- What to work on -
Retype the material word for word.

+---+

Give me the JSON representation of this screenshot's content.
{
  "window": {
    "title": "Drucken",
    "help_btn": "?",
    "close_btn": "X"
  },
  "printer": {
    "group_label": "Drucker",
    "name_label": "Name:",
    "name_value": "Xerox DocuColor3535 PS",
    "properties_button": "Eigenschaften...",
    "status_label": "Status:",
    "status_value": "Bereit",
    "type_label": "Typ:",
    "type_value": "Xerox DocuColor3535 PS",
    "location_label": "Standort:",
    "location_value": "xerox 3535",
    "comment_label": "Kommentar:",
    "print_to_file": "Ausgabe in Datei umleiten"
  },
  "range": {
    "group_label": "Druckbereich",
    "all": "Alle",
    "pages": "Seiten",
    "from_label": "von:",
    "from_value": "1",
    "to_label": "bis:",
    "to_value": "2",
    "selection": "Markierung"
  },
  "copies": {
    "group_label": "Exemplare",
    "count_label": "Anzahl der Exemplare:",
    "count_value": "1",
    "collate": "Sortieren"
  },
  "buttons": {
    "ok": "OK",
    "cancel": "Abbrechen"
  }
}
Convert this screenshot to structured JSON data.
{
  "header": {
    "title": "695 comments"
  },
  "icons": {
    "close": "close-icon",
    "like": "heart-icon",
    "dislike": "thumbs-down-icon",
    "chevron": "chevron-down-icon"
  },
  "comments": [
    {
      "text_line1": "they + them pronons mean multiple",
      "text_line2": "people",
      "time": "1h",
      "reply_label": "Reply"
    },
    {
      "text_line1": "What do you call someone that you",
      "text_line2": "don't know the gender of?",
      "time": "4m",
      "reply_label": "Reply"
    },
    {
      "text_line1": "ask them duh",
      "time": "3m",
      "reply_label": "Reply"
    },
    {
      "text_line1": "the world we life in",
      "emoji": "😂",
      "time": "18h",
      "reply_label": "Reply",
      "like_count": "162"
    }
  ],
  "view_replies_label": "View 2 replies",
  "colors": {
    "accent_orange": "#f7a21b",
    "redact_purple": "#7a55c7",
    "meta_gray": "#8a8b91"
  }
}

+---+

- Written answer -
Give me the JSON representation of this screenshot's content.
{
  "window": {
    "title": "Drucken",
    "help_btn": "?",
    "close_btn": "X"
  },
  "printer": {
    "group_label": "Drucker",
    "name_label": "Name:",
    "name_value": "Xerox DocuColor3535 PS",
    "properties_button": "Eigenschaften...",
    "status_label": "Status:",
    "status_value": "Bereit",
    "type_label": "Typ:",
    "type_value": "Xerox DocuColor3535 PS",
    "location_label": "Standort:",
    "location_value": "xerox 3535",
    "comment_label": "Kommentar:",
    "print_to_file": "Ausgabe in Datei umleiten"
  },
  "range": {
    "group_label": "Druckbereich",
    "all": "Alle",
    "pages": "Seiten",
    "from_label": "von:",
    "from_value": "1",
    "to_label": "bis:",
    "to_value": "2",
    "selection": "Markierung"
  },
  "copies": {
    "group_label": "Exemplare",
    "count_label": "Anzahl der Exemplare:",
    "count_value": "1",
    "collate": "Sortieren"
  },
  "buttons": {
    "ok": "OK",
    "cancel": "Abbrechen"
  }
}
Convert this screenshot to structured JSON data.
{
  "header": {
    "title": "695 comments"
  },
  "icons": {
    "close": "close-icon",
    "like": "heart-icon",
    "dislike": "thumbs-down-icon",
    "chevron": "chevron-down-icon"
  },
  "comments": [
    {
      "text_line1": "they + them pronons mean multiple",
      "text_line2": "people",
      "time": "1h",
      "reply_label": "Reply"
    },
    {
      "text_line1": "What do you call someone that you",
      "text_line2": "don't know the gender of?",
      "time": "4m",
      "reply_label": "Reply"
    },
    {
      "text_line1": "ask them duh",
      "time": "3m",
      "reply_label": "Reply"
    },
    {
      "text_line1": "the world we life in",
      "emoji": "😂",
      "time": "18h",
      "reply_label": "Reply",
      "like_count": "162"
    }
  ],
  "view_replies_label": "View 2 replies",
  "colors": {
    "accent_orange": "#f7a21b",
    "redact_purple": "#7a55c7",
    "meta_gray": "#8a8b91"
  }
}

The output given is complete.